**REQUIREMENTS:**
Rewrite the entries below, swapping every "column-header" for "table-header" and leaving everything else unchanged.

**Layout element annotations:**
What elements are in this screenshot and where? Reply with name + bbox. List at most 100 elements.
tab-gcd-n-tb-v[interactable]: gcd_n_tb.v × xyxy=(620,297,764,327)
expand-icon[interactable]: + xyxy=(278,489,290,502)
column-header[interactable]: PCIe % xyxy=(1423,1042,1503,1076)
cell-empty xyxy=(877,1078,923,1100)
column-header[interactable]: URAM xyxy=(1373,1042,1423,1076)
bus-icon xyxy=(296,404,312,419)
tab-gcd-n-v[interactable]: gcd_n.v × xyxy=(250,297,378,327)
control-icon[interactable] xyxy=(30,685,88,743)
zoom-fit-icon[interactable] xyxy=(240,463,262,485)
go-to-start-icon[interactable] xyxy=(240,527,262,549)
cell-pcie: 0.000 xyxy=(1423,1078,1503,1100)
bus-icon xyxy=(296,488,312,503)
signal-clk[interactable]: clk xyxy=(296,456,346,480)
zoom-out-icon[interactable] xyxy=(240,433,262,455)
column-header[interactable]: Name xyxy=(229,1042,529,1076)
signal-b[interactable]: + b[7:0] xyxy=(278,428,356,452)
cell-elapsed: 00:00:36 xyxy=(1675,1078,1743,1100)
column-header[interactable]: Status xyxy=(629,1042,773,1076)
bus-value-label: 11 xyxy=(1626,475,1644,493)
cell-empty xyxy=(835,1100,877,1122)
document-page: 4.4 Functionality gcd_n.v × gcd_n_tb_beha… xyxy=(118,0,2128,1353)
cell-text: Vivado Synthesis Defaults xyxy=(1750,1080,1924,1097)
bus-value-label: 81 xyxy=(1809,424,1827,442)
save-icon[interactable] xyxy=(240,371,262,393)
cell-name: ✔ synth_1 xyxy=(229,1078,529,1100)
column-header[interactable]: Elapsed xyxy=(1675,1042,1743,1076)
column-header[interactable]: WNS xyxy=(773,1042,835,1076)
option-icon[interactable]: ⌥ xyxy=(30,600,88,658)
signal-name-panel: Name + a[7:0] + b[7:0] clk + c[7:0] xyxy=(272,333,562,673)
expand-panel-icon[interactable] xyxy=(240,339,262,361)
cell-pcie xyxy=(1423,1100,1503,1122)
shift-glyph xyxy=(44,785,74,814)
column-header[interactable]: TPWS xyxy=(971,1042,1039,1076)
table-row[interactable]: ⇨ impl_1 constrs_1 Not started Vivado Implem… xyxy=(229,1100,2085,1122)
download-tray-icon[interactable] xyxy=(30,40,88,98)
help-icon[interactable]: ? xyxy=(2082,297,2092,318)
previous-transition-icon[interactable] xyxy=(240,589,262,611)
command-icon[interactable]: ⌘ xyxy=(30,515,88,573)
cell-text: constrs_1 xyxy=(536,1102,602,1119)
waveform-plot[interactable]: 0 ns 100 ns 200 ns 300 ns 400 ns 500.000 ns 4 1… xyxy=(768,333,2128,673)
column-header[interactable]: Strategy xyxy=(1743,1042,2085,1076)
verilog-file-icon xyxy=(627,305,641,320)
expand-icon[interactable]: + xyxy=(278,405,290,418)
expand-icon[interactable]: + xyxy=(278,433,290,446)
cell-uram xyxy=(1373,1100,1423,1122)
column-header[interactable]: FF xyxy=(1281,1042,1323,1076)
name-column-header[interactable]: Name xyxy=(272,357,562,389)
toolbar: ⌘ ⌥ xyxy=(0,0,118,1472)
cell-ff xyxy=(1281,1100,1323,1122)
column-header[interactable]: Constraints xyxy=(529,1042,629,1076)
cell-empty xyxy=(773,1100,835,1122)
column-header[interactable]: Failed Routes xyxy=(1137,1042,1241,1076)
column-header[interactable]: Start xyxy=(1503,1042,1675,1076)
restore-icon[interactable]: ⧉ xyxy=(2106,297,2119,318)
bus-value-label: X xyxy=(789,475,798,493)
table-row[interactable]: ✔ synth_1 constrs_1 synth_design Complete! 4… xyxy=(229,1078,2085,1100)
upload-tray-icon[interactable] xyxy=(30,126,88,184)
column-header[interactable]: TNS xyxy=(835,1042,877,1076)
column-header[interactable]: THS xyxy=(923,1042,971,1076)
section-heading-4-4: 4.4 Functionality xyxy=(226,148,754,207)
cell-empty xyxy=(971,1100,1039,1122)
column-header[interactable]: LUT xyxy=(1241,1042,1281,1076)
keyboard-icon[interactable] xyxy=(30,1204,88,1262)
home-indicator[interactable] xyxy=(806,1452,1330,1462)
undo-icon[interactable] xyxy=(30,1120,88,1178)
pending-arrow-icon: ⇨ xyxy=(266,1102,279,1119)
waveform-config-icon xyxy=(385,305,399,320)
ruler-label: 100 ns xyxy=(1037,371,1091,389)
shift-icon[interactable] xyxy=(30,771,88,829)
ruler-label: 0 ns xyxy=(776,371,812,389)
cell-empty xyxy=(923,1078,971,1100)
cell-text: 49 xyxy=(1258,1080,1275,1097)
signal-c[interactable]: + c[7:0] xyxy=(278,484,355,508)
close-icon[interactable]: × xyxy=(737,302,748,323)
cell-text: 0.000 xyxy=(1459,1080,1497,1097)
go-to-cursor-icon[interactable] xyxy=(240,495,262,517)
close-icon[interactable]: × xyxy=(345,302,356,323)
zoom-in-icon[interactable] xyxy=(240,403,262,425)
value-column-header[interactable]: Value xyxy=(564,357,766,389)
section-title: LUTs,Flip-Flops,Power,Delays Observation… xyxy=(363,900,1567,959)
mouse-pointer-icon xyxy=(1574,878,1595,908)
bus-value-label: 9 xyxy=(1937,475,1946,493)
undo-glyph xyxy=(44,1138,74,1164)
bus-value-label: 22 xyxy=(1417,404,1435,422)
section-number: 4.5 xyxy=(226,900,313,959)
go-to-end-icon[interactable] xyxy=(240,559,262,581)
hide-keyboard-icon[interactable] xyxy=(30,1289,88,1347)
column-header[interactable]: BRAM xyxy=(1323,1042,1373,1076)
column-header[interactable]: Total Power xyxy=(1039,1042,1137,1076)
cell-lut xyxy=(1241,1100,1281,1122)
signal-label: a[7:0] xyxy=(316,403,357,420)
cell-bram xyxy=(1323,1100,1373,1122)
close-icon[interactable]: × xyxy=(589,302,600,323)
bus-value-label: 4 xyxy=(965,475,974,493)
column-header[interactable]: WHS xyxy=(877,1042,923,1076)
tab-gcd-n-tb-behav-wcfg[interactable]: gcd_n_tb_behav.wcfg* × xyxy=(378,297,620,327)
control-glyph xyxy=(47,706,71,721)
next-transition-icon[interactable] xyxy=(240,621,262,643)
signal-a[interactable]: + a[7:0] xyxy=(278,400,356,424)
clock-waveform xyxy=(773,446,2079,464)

**OUTPUT OF THE TASK:**
What elements are in this screenshot and where? Reply with name + bbox. List at most 100 elements.
tab-gcd-n-tb-v[interactable]: gcd_n_tb.v × xyxy=(620,297,764,327)
expand-icon[interactable]: + xyxy=(278,489,290,502)
table-header[interactable]: PCIe % xyxy=(1423,1042,1503,1076)
cell-empty xyxy=(877,1078,923,1100)
table-header[interactable]: URAM xyxy=(1373,1042,1423,1076)
bus-icon xyxy=(296,404,312,419)
tab-gcd-n-v[interactable]: gcd_n.v × xyxy=(250,297,378,327)
control-icon[interactable] xyxy=(30,685,88,743)
zoom-fit-icon[interactable] xyxy=(240,463,262,485)
go-to-start-icon[interactable] xyxy=(240,527,262,549)
cell-pcie: 0.000 xyxy=(1423,1078,1503,1100)
bus-icon xyxy=(296,488,312,503)
signal-clk[interactable]: clk xyxy=(296,456,346,480)
zoom-out-icon[interactable] xyxy=(240,433,262,455)
table-header[interactable]: Name xyxy=(229,1042,529,1076)
signal-b[interactable]: + b[7:0] xyxy=(278,428,356,452)
cell-elapsed: 00:00:36 xyxy=(1675,1078,1743,1100)
table-header[interactable]: Status xyxy=(629,1042,773,1076)
bus-value-label: 11 xyxy=(1626,475,1644,493)
cell-empty xyxy=(835,1100,877,1122)
document-page: 4.4 Functionality gcd_n.v × gcd_n_tb_beha… xyxy=(118,0,2128,1353)
cell-text: Vivado Synthesis Defaults xyxy=(1750,1080,1924,1097)
bus-value-label: 81 xyxy=(1809,424,1827,442)
save-icon[interactable] xyxy=(240,371,262,393)
cell-name: ✔ synth_1 xyxy=(229,1078,529,1100)
table-header[interactable]: Elapsed xyxy=(1675,1042,1743,1076)
table-header[interactable]: WNS xyxy=(773,1042,835,1076)
option-icon[interactable]: ⌥ xyxy=(30,600,88,658)
signal-name-panel: Name + a[7:0] + b[7:0] clk + c[7:0] xyxy=(272,333,562,673)
expand-panel-icon[interactable] xyxy=(240,339,262,361)
cell-pcie xyxy=(1423,1100,1503,1122)
shift-glyph xyxy=(44,785,74,814)
table-header[interactable]: TPWS xyxy=(971,1042,1039,1076)
table-row[interactable]: ⇨ impl_1 constrs_1 Not started Vivado Implem… xyxy=(229,1100,2085,1122)
download-tray-icon[interactable] xyxy=(30,40,88,98)
help-icon[interactable]: ? xyxy=(2082,297,2092,318)
previous-transition-icon[interactable] xyxy=(240,589,262,611)
command-icon[interactable]: ⌘ xyxy=(30,515,88,573)
cell-text: constrs_1 xyxy=(536,1102,602,1119)
waveform-plot[interactable]: 0 ns 100 ns 200 ns 300 ns 400 ns 500.000 ns 4 1… xyxy=(768,333,2128,673)
table-header[interactable]: Strategy xyxy=(1743,1042,2085,1076)
verilog-file-icon xyxy=(627,305,641,320)
expand-icon[interactable]: + xyxy=(278,405,290,418)
expand-icon[interactable]: + xyxy=(278,433,290,446)
cell-uram xyxy=(1373,1100,1423,1122)
table-header[interactable]: FF xyxy=(1281,1042,1323,1076)
name-table-header[interactable]: Name xyxy=(272,357,562,389)
toolbar: ⌘ ⌥ xyxy=(0,0,118,1472)
cell-ff xyxy=(1281,1100,1323,1122)
table-header[interactable]: Constraints xyxy=(529,1042,629,1076)
cell-empty xyxy=(773,1100,835,1122)
table-header[interactable]: Failed Routes xyxy=(1137,1042,1241,1076)
table-header[interactable]: Start xyxy=(1503,1042,1675,1076)
restore-icon[interactable]: ⧉ xyxy=(2106,297,2119,318)
bus-value-label: X xyxy=(789,475,798,493)
table-row[interactable]: ✔ synth_1 constrs_1 synth_design Complete! 4… xyxy=(229,1078,2085,1100)
upload-tray-icon[interactable] xyxy=(30,126,88,184)
table-header[interactable]: TNS xyxy=(835,1042,877,1076)
table-header[interactable]: THS xyxy=(923,1042,971,1076)
section-heading-4-4: 4.4 Functionality xyxy=(226,148,754,207)
cell-empty xyxy=(971,1100,1039,1122)
table-header[interactable]: LUT xyxy=(1241,1042,1281,1076)
keyboard-icon[interactable] xyxy=(30,1204,88,1262)
home-indicator[interactable] xyxy=(806,1452,1330,1462)
undo-icon[interactable] xyxy=(30,1120,88,1178)
pending-arrow-icon: ⇨ xyxy=(266,1102,279,1119)
waveform-config-icon xyxy=(385,305,399,320)
ruler-label: 100 ns xyxy=(1037,371,1091,389)
shift-icon[interactable] xyxy=(30,771,88,829)
ruler-label: 0 ns xyxy=(776,371,812,389)
cell-empty xyxy=(923,1078,971,1100)
cell-text: 49 xyxy=(1258,1080,1275,1097)
signal-c[interactable]: + c[7:0] xyxy=(278,484,355,508)
close-icon[interactable]: × xyxy=(737,302,748,323)
cell-text: 0.000 xyxy=(1459,1080,1497,1097)
go-to-cursor-icon[interactable] xyxy=(240,495,262,517)
close-icon[interactable]: × xyxy=(345,302,356,323)
zoom-in-icon[interactable] xyxy=(240,403,262,425)
value-table-header[interactable]: Value xyxy=(564,357,766,389)
section-title: LUTs,Flip-Flops,Power,Delays Observation… xyxy=(363,900,1567,959)
mouse-pointer-icon xyxy=(1574,878,1595,908)
bus-value-label: 9 xyxy=(1937,475,1946,493)
undo-glyph xyxy=(44,1138,74,1164)
bus-value-label: 22 xyxy=(1417,404,1435,422)
section-number: 4.5 xyxy=(226,900,313,959)
go-to-end-icon[interactable] xyxy=(240,559,262,581)
hide-keyboard-icon[interactable] xyxy=(30,1289,88,1347)
table-header[interactable]: BRAM xyxy=(1323,1042,1373,1076)
table-header[interactable]: Total Power xyxy=(1039,1042,1137,1076)
cell-lut xyxy=(1241,1100,1281,1122)
signal-label: a[7:0] xyxy=(316,403,357,420)
cell-bram xyxy=(1323,1100,1373,1122)
close-icon[interactable]: × xyxy=(589,302,600,323)
bus-value-label: 4 xyxy=(965,475,974,493)
table-header[interactable]: WHS xyxy=(877,1042,923,1076)
tab-gcd-n-tb-behav-wcfg[interactable]: gcd_n_tb_behav.wcfg* × xyxy=(378,297,620,327)
control-glyph xyxy=(47,706,71,721)
next-transition-icon[interactable] xyxy=(240,621,262,643)
signal-a[interactable]: + a[7:0] xyxy=(278,400,356,424)
clock-waveform xyxy=(773,446,2079,464)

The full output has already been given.